(Stored data entries)
━━━━━━━━━━━━━━━━
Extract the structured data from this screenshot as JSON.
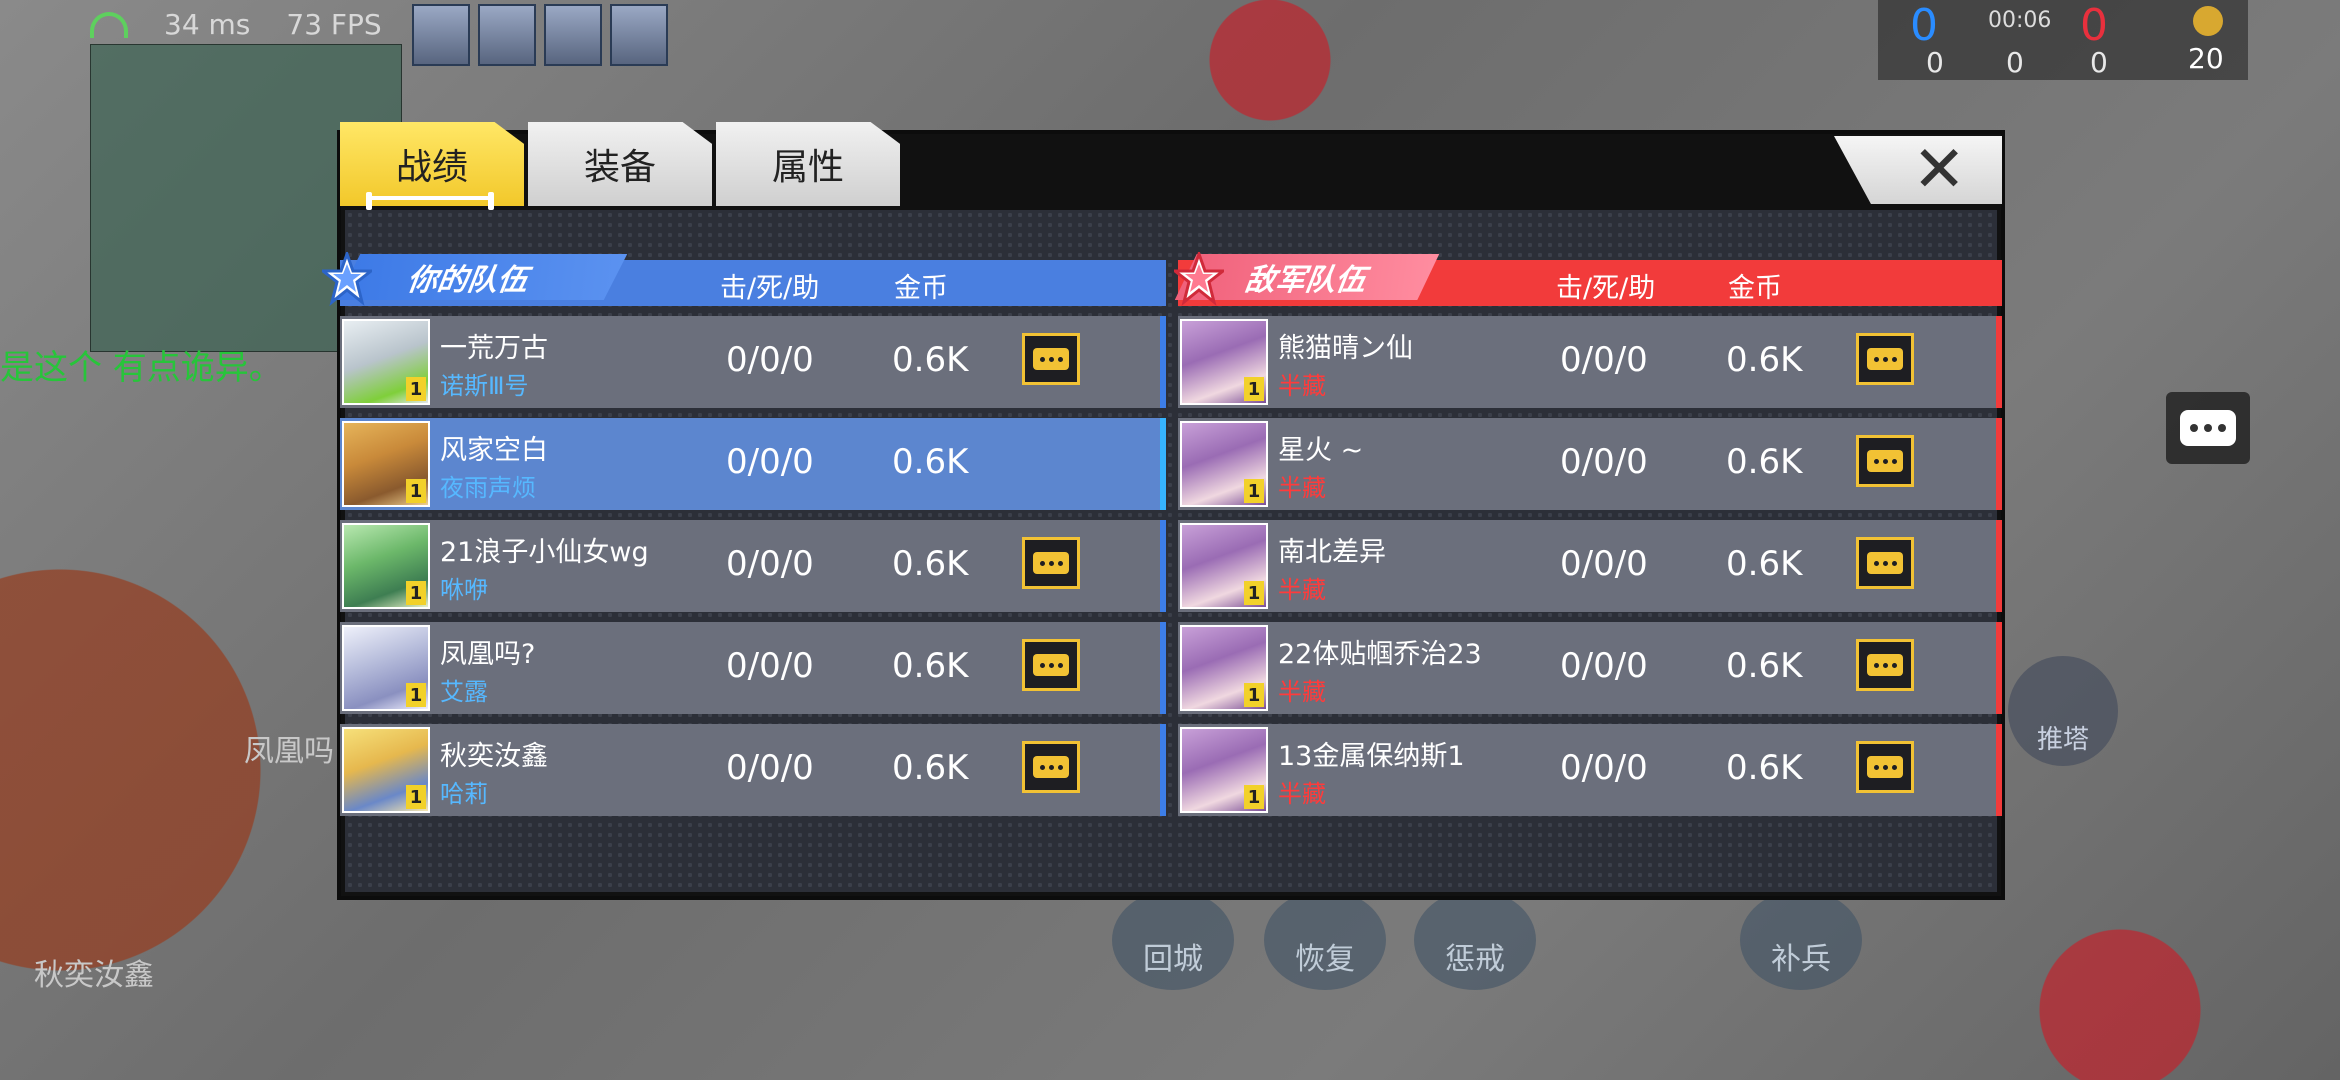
{
  "hud": {
    "ping": "34 ms",
    "fps": "73 FPS",
    "score_blue": "0",
    "score_red": "0",
    "timer": "00:06",
    "stat_a": "0",
    "stat_b": "0",
    "stat_c": "0",
    "gold": "20",
    "chat_line": "是这个   有点诡异。",
    "name_phoenix": "凤凰吗",
    "name_qiu": "秋奕汝鑫",
    "tower_label": "推塔",
    "skills": [
      "回城",
      "恢复",
      "惩戒",
      "补兵"
    ]
  },
  "tabs": [
    {
      "label": "战绩",
      "active": true
    },
    {
      "label": "装备",
      "active": false
    },
    {
      "label": "属性",
      "active": false
    }
  ],
  "close_label": "✕",
  "ally": {
    "title": "你的队伍",
    "col_kda": "击/死/助",
    "col_gold": "金币",
    "color": "#4a7fe0",
    "players": [
      {
        "name": "一荒万古",
        "hero": "诺斯Ⅲ号",
        "level": "1",
        "kda": "0/0/0",
        "gold": "0.6K",
        "self": false
      },
      {
        "name": "风家空白",
        "hero": "夜雨声烦",
        "level": "1",
        "kda": "0/0/0",
        "gold": "0.6K",
        "self": true
      },
      {
        "name": "21浪子小仙女wg",
        "hero": "咻咿",
        "level": "1",
        "kda": "0/0/0",
        "gold": "0.6K",
        "self": false
      },
      {
        "name": "凤凰吗?",
        "hero": "艾露",
        "level": "1",
        "kda": "0/0/0",
        "gold": "0.6K",
        "self": false
      },
      {
        "name": "秋奕汝鑫",
        "hero": "哈莉",
        "level": "1",
        "kda": "0/0/0",
        "gold": "0.6K",
        "self": false
      }
    ]
  },
  "enemy": {
    "title": "敌军队伍",
    "col_kda": "击/死/助",
    "col_gold": "金币",
    "color": "#f23b3b",
    "players": [
      {
        "name": "熊猫晴ン仙",
        "hero": "半藏",
        "level": "1",
        "kda": "0/0/0",
        "gold": "0.6K"
      },
      {
        "name": "星火 ~",
        "hero": "半藏",
        "level": "1",
        "kda": "0/0/0",
        "gold": "0.6K"
      },
      {
        "name": "南北差异",
        "hero": "半藏",
        "level": "1",
        "kda": "0/0/0",
        "gold": "0.6K"
      },
      {
        "name": "22体贴帼乔治23",
        "hero": "半藏",
        "level": "1",
        "kda": "0/0/0",
        "gold": "0.6K"
      },
      {
        "name": "13金属保纳斯1",
        "hero": "半藏",
        "level": "1",
        "kda": "0/0/0",
        "gold": "0.6K"
      }
    ]
  }
}
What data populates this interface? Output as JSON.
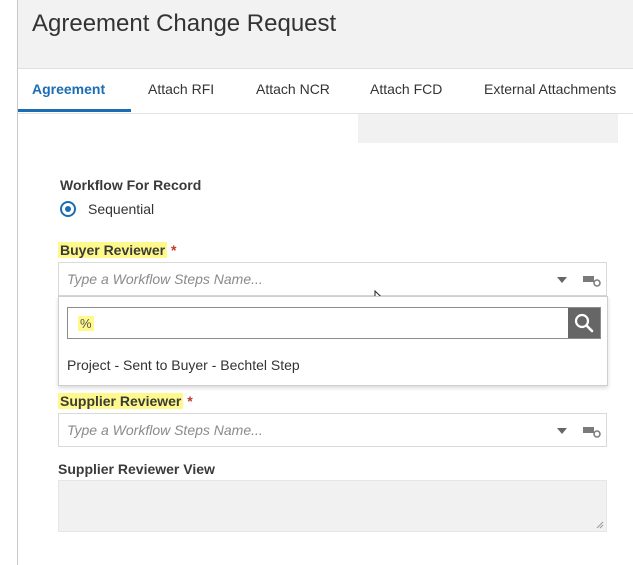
{
  "header": {
    "title": "Agreement Change Request"
  },
  "tabs": [
    {
      "label": "Agreement",
      "active": true
    },
    {
      "label": "Attach RFI"
    },
    {
      "label": "Attach NCR"
    },
    {
      "label": "Attach FCD"
    },
    {
      "label": "External Attachments"
    }
  ],
  "workflow": {
    "label": "Workflow For Record",
    "option": "Sequential"
  },
  "buyer_reviewer": {
    "label": "Buyer Reviewer",
    "required_mark": "*",
    "placeholder": "Type a Workflow Steps Name..."
  },
  "dropdown": {
    "search_value": "%",
    "options": [
      "Project - Sent to Buyer - Bechtel Step"
    ]
  },
  "supplier_reviewer": {
    "label": "Supplier Reviewer",
    "required_mark": "*",
    "placeholder": "Type a Workflow Steps Name..."
  },
  "supplier_reviewer_view": {
    "label": "Supplier Reviewer View"
  },
  "colors": {
    "accent": "#1b6db3",
    "highlight": "#fff88a",
    "required": "#c0392b"
  },
  "icons": [
    "radio-selected-icon",
    "chevron-down-icon",
    "tag-icon",
    "search-icon",
    "mouse-cursor-icon",
    "resize-grip-icon"
  ]
}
━━━━━━━━━━━━━━━━
DIRECTIVE - Each entry above is to be written out again unchanged, apart from the pictures, which are left out.

FINISHED ANSWER -
Extract the structured data from this screenshot as JSON.
{
  "hud": {
    "ping": "34 ms",
    "fps": "73 FPS",
    "score_blue": "0",
    "score_red": "0",
    "timer": "00:06",
    "stat_a": "0",
    "stat_b": "0",
    "stat_c": "0",
    "gold": "20",
    "chat_line": "是这个   有点诡异。",
    "name_phoenix": "凤凰吗",
    "name_qiu": "秋奕汝鑫",
    "tower_label": "推塔",
    "skills": [
      "回城",
      "恢复",
      "惩戒",
      "补兵"
    ]
  },
  "tabs": [
    {
      "label": "战绩",
      "active": true
    },
    {
      "label": "装备",
      "active": false
    },
    {
      "label": "属性",
      "active": false
    }
  ],
  "close_label": "✕",
  "ally": {
    "title": "你的队伍",
    "col_kda": "击/死/助",
    "col_gold": "金币",
    "color": "#4a7fe0",
    "players": [
      {
        "name": "一荒万古",
        "hero": "诺斯Ⅲ号",
        "level": "1",
        "kda": "0/0/0",
        "gold": "0.6K",
        "self": false
      },
      {
        "name": "风家空白",
        "hero": "夜雨声烦",
        "level": "1",
        "kda": "0/0/0",
        "gold": "0.6K",
        "self": true
      },
      {
        "name": "21浪子小仙女wg",
        "hero": "咻咿",
        "level": "1",
        "kda": "0/0/0",
        "gold": "0.6K",
        "self": false
      },
      {
        "name": "凤凰吗?",
        "hero": "艾露",
        "level": "1",
        "kda": "0/0/0",
        "gold": "0.6K",
        "self": false
      },
      {
        "name": "秋奕汝鑫",
        "hero": "哈莉",
        "level": "1",
        "kda": "0/0/0",
        "gold": "0.6K",
        "self": false
      }
    ]
  },
  "enemy": {
    "title": "敌军队伍",
    "col_kda": "击/死/助",
    "col_gold": "金币",
    "color": "#f23b3b",
    "players": [
      {
        "name": "熊猫晴ン仙",
        "hero": "半藏",
        "level": "1",
        "kda": "0/0/0",
        "gold": "0.6K"
      },
      {
        "name": "星火 ~",
        "hero": "半藏",
        "level": "1",
        "kda": "0/0/0",
        "gold": "0.6K"
      },
      {
        "name": "南北差异",
        "hero": "半藏",
        "level": "1",
        "kda": "0/0/0",
        "gold": "0.6K"
      },
      {
        "name": "22体贴帼乔治23",
        "hero": "半藏",
        "level": "1",
        "kda": "0/0/0",
        "gold": "0.6K"
      },
      {
        "name": "13金属保纳斯1",
        "hero": "半藏",
        "level": "1",
        "kda": "0/0/0",
        "gold": "0.6K"
      }
    ]
  }
}
What data populates this interface? Output as JSON.
{
  "header": {
    "title": "Agreement Change Request"
  },
  "tabs": [
    {
      "label": "Agreement",
      "active": true
    },
    {
      "label": "Attach RFI"
    },
    {
      "label": "Attach NCR"
    },
    {
      "label": "Attach FCD"
    },
    {
      "label": "External Attachments"
    }
  ],
  "workflow": {
    "label": "Workflow For Record",
    "option": "Sequential"
  },
  "buyer_reviewer": {
    "label": "Buyer Reviewer",
    "required_mark": "*",
    "placeholder": "Type a Workflow Steps Name..."
  },
  "dropdown": {
    "search_value": "%",
    "options": [
      "Project - Sent to Buyer - Bechtel Step"
    ]
  },
  "supplier_reviewer": {
    "label": "Supplier Reviewer",
    "required_mark": "*",
    "placeholder": "Type a Workflow Steps Name..."
  },
  "supplier_reviewer_view": {
    "label": "Supplier Reviewer View"
  },
  "colors": {
    "accent": "#1b6db3",
    "highlight": "#fff88a",
    "required": "#c0392b"
  },
  "icons": [
    "radio-selected-icon",
    "chevron-down-icon",
    "tag-icon",
    "search-icon",
    "mouse-cursor-icon",
    "resize-grip-icon"
  ]
}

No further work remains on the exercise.